PROMPT: Would you retype, word for word, the line with "Read all visible content and emit it as JSON." and every line after it through the end of the records below?

DATA PROVIDED:

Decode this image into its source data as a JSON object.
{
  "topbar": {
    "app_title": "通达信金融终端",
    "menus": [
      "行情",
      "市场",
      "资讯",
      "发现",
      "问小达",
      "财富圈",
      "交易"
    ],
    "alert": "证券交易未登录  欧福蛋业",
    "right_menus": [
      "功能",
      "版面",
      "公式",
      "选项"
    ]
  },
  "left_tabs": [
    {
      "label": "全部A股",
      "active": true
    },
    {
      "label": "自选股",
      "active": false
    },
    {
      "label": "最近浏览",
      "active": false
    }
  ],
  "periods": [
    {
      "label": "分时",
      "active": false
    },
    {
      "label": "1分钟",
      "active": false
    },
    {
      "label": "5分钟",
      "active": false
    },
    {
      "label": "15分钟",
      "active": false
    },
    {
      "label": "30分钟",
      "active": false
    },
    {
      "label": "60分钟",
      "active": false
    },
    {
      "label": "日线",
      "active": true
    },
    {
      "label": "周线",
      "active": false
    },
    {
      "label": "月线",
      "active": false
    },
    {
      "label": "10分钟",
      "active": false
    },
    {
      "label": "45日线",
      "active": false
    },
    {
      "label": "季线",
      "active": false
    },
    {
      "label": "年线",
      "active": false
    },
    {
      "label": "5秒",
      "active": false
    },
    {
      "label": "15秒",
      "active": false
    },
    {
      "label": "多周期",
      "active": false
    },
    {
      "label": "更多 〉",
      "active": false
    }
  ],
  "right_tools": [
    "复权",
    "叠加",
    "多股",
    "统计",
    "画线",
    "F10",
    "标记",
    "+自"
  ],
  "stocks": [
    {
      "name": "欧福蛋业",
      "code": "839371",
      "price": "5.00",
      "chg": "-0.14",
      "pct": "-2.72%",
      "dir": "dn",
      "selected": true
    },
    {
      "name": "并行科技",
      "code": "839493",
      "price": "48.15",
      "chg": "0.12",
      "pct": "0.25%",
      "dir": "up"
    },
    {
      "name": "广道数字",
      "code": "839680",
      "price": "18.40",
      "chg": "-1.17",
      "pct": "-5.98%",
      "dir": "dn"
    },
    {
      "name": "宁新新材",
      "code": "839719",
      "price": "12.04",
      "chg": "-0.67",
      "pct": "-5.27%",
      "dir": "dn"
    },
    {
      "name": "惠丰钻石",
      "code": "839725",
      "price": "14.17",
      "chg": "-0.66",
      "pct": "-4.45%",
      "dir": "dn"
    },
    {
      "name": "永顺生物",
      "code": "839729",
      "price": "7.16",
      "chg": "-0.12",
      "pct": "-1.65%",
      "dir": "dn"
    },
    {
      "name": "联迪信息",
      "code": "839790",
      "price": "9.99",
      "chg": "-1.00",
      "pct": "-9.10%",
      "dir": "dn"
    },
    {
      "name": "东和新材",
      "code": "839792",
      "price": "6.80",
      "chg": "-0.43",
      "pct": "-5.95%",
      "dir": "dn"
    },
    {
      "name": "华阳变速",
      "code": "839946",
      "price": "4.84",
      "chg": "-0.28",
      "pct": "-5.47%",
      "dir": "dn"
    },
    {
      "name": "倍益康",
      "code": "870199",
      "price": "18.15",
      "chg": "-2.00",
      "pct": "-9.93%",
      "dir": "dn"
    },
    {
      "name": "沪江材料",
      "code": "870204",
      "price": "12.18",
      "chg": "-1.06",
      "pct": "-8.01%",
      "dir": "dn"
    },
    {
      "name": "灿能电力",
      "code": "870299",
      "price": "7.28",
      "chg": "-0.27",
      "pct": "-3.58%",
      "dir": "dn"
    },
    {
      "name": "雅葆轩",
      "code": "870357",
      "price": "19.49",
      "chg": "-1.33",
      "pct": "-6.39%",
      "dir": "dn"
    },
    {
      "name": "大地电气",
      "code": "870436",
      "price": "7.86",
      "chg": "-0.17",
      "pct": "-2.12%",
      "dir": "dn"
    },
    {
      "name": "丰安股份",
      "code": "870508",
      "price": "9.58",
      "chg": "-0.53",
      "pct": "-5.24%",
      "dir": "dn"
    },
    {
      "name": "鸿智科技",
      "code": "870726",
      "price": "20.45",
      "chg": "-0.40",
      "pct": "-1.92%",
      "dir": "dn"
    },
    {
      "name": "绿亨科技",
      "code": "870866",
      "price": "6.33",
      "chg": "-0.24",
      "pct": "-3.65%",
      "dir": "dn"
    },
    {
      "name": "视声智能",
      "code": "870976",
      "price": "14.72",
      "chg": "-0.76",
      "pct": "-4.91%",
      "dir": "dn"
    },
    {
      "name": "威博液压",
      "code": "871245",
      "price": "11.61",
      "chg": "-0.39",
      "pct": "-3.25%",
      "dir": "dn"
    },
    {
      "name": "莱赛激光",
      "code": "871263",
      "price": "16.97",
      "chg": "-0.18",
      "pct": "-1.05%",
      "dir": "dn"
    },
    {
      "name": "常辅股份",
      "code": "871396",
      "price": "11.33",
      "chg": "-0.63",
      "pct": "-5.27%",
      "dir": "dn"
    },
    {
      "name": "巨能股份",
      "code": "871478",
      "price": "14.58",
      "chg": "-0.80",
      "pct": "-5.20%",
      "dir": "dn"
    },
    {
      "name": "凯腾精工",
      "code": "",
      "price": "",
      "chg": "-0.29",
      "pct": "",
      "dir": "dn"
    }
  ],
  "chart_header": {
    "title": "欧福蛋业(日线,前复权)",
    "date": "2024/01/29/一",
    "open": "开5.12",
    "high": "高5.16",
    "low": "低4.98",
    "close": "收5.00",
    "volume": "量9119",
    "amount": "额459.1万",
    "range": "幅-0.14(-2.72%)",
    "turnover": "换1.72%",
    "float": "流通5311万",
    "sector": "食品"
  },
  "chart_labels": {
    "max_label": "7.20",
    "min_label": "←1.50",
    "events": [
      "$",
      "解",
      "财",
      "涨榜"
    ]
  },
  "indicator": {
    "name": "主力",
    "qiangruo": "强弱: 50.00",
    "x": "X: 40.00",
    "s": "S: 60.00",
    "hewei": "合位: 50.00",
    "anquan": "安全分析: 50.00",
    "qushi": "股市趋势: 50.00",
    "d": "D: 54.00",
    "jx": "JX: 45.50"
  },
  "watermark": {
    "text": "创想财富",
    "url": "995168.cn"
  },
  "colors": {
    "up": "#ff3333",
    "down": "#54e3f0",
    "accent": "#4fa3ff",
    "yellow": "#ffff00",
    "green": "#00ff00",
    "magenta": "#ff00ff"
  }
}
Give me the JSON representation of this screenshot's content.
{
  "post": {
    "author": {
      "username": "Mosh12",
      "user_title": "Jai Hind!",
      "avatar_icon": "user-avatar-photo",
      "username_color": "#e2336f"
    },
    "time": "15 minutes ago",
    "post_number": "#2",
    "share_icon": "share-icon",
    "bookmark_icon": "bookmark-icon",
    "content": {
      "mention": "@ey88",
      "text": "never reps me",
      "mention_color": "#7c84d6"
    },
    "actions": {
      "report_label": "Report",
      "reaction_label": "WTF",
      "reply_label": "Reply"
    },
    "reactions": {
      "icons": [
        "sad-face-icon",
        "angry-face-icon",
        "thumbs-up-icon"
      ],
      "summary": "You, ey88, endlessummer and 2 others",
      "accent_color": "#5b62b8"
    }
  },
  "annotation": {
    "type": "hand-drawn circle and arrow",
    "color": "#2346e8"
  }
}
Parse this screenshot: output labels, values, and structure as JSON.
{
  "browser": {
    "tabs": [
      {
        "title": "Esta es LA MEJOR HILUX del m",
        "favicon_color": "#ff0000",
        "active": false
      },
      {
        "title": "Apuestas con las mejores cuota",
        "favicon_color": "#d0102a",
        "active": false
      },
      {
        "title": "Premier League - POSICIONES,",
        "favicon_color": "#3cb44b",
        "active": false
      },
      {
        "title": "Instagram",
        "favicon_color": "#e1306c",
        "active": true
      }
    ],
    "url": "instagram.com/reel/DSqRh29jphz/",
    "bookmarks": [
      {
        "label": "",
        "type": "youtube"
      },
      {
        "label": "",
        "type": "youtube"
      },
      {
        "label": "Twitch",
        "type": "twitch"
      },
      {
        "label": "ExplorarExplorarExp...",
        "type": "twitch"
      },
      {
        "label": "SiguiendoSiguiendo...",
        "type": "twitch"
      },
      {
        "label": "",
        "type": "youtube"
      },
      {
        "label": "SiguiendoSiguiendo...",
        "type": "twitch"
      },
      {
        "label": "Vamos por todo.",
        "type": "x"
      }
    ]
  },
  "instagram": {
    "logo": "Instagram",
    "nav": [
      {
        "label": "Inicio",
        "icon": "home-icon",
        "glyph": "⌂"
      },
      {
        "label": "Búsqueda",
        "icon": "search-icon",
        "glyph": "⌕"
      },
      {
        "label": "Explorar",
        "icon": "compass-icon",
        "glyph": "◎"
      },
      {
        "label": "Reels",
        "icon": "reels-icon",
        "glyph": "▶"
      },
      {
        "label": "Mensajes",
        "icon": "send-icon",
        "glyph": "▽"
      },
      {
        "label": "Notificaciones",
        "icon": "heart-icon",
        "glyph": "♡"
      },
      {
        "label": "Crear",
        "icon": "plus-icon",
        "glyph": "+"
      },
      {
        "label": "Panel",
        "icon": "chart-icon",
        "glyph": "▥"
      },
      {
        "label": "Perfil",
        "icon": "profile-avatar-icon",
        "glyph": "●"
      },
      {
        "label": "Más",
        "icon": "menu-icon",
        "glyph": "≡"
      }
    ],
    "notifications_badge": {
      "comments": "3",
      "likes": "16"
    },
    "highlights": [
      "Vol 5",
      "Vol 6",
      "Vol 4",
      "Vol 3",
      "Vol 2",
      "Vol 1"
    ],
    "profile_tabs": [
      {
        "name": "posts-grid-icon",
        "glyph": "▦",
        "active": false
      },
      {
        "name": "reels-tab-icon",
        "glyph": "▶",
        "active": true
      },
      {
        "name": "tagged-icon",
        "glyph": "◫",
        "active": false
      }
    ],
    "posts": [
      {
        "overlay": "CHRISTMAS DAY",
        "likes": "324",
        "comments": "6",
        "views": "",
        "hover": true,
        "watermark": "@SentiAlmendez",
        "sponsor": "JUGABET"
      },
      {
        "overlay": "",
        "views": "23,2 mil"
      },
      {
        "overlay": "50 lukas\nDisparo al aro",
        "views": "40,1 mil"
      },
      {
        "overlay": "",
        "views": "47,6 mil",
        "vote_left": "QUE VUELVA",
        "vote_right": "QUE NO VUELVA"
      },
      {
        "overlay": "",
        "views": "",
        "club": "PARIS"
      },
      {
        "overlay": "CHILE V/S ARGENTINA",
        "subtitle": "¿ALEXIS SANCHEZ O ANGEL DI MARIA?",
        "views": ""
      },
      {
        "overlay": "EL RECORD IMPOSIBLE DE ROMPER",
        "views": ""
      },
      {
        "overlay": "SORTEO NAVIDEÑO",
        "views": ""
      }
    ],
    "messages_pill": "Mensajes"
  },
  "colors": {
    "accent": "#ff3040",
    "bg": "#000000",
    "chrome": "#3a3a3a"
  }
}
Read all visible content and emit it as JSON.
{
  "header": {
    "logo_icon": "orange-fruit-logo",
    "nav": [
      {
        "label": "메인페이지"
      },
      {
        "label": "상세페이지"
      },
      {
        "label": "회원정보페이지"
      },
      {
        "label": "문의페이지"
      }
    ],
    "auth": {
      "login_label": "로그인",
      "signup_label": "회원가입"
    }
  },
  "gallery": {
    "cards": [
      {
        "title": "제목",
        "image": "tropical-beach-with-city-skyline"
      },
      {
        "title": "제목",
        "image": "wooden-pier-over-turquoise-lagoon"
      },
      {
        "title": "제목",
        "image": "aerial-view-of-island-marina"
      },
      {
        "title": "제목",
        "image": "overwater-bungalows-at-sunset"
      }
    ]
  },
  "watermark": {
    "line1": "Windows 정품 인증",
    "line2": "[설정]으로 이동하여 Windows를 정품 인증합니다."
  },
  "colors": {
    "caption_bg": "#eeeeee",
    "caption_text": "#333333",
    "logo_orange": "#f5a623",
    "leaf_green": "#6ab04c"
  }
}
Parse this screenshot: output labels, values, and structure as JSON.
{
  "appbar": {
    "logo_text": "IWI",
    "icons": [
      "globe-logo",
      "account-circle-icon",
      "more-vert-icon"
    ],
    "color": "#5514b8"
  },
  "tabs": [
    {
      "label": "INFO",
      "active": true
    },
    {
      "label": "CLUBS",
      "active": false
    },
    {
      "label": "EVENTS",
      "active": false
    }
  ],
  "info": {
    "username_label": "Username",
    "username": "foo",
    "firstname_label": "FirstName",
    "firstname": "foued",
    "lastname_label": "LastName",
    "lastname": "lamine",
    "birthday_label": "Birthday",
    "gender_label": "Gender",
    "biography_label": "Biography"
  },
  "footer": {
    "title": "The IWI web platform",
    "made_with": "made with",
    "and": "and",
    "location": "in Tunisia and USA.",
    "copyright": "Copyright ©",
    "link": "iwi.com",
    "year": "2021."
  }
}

TASK ANSWER:
Read all visible content and emit it as JSON.
{
  "header": {
    "logo_icon": "orange-fruit-logo",
    "nav": [
      {
        "label": "메인페이지"
      },
      {
        "label": "상세페이지"
      },
      {
        "label": "회원정보페이지"
      },
      {
        "label": "문의페이지"
      }
    ],
    "auth": {
      "login_label": "로그인",
      "signup_label": "회원가입"
    }
  },
  "gallery": {
    "cards": [
      {
        "title": "제목",
        "image": "tropical-beach-with-city-skyline"
      },
      {
        "title": "제목",
        "image": "wooden-pier-over-turquoise-lagoon"
      },
      {
        "title": "제목",
        "image": "aerial-view-of-island-marina"
      },
      {
        "title": "제목",
        "image": "overwater-bungalows-at-sunset"
      }
    ]
  },
  "watermark": {
    "line1": "Windows 정품 인증",
    "line2": "[설정]으로 이동하여 Windows를 정품 인증합니다."
  },
  "colors": {
    "caption_bg": "#eeeeee",
    "caption_text": "#333333",
    "logo_orange": "#f5a623",
    "leaf_green": "#6ab04c"
  }
}
Parse this screenshot: output labels, values, and structure as JSON.
{
  "appbar": {
    "logo_text": "IWI",
    "icons": [
      "globe-logo",
      "account-circle-icon",
      "more-vert-icon"
    ],
    "color": "#5514b8"
  },
  "tabs": [
    {
      "label": "INFO",
      "active": true
    },
    {
      "label": "CLUBS",
      "active": false
    },
    {
      "label": "EVENTS",
      "active": false
    }
  ],
  "info": {
    "username_label": "Username",
    "username": "foo",
    "firstname_label": "FirstName",
    "firstname": "foued",
    "lastname_label": "LastName",
    "lastname": "lamine",
    "birthday_label": "Birthday",
    "gender_label": "Gender",
    "biography_label": "Biography"
  },
  "footer": {
    "title": "The IWI web platform",
    "made_with": "made with",
    "and": "and",
    "location": "in Tunisia and USA.",
    "copyright": "Copyright ©",
    "link": "iwi.com",
    "year": "2021."
  }
}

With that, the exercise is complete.